§ TASK INSTRUCTIONS:
Return all the entries exactly, keeping pictures out.

§ DATASET EXTRACT:
▬▬▬▬▬▬

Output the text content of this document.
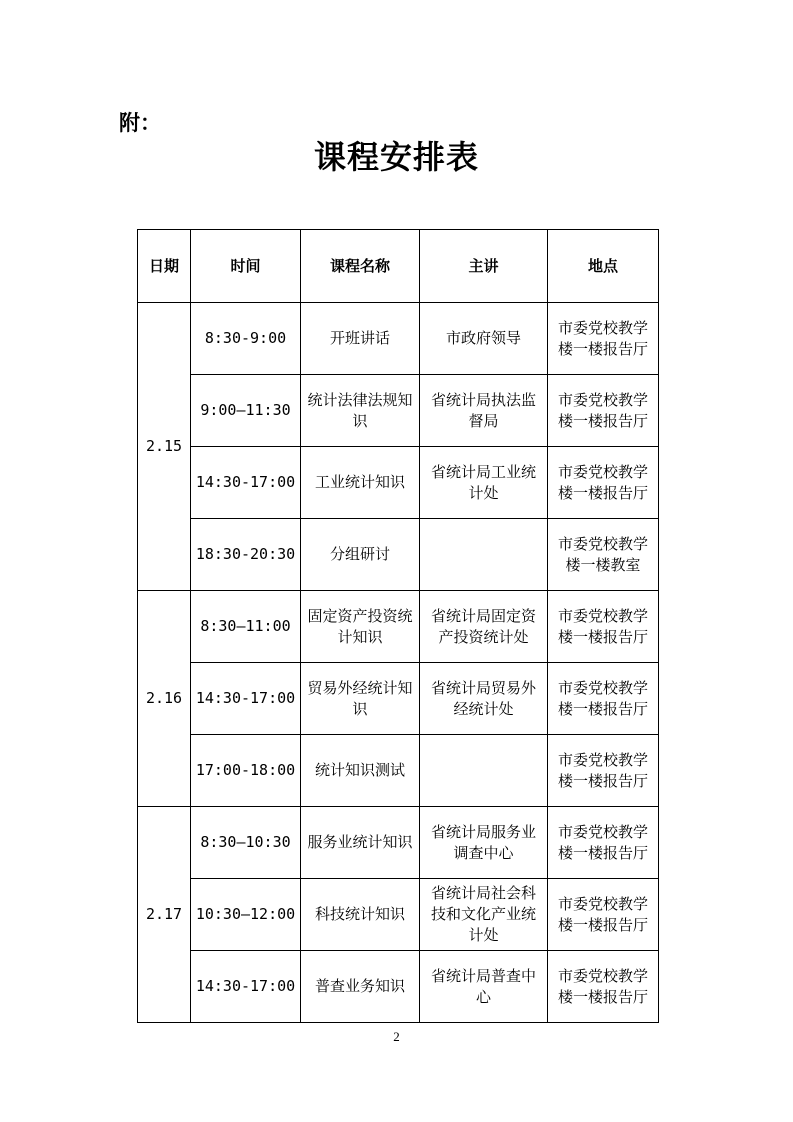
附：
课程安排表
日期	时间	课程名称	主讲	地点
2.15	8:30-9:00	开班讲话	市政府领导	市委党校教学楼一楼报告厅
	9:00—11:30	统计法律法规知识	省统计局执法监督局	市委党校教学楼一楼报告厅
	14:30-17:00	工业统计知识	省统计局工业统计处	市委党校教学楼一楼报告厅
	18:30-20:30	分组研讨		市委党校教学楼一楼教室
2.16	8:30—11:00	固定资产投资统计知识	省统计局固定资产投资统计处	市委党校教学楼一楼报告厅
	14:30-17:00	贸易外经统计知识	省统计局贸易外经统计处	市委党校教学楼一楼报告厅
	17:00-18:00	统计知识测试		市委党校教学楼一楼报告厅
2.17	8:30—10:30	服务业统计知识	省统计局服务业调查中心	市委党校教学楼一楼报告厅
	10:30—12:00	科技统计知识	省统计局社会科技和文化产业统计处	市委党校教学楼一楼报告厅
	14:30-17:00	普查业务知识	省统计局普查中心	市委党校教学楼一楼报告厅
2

▬▬▬▬▬▬

§ SOLVED EXERCISE:
Output the text content of this document.
附：
课程安排表
日期	时间	课程名称	主讲	地点
2.15	8:30-9:00	开班讲话	市政府领导	市委党校教学楼一楼报告厅
	9:00—11:30	统计法律法规知识	省统计局执法监督局	市委党校教学楼一楼报告厅
	14:30-17:00	工业统计知识	省统计局工业统计处	市委党校教学楼一楼报告厅
	18:30-20:30	分组研讨		市委党校教学楼一楼教室
2.16	8:30—11:00	固定资产投资统计知识	省统计局固定资产投资统计处	市委党校教学楼一楼报告厅
	14:30-17:00	贸易外经统计知识	省统计局贸易外经统计处	市委党校教学楼一楼报告厅
	17:00-18:00	统计知识测试		市委党校教学楼一楼报告厅
2.17	8:30—10:30	服务业统计知识	省统计局服务业调查中心	市委党校教学楼一楼报告厅
	10:30—12:00	科技统计知识	省统计局社会科技和文化产业统计处	市委党校教学楼一楼报告厅
	14:30-17:00	普查业务知识	省统计局普查中心	市委党校教学楼一楼报告厅
2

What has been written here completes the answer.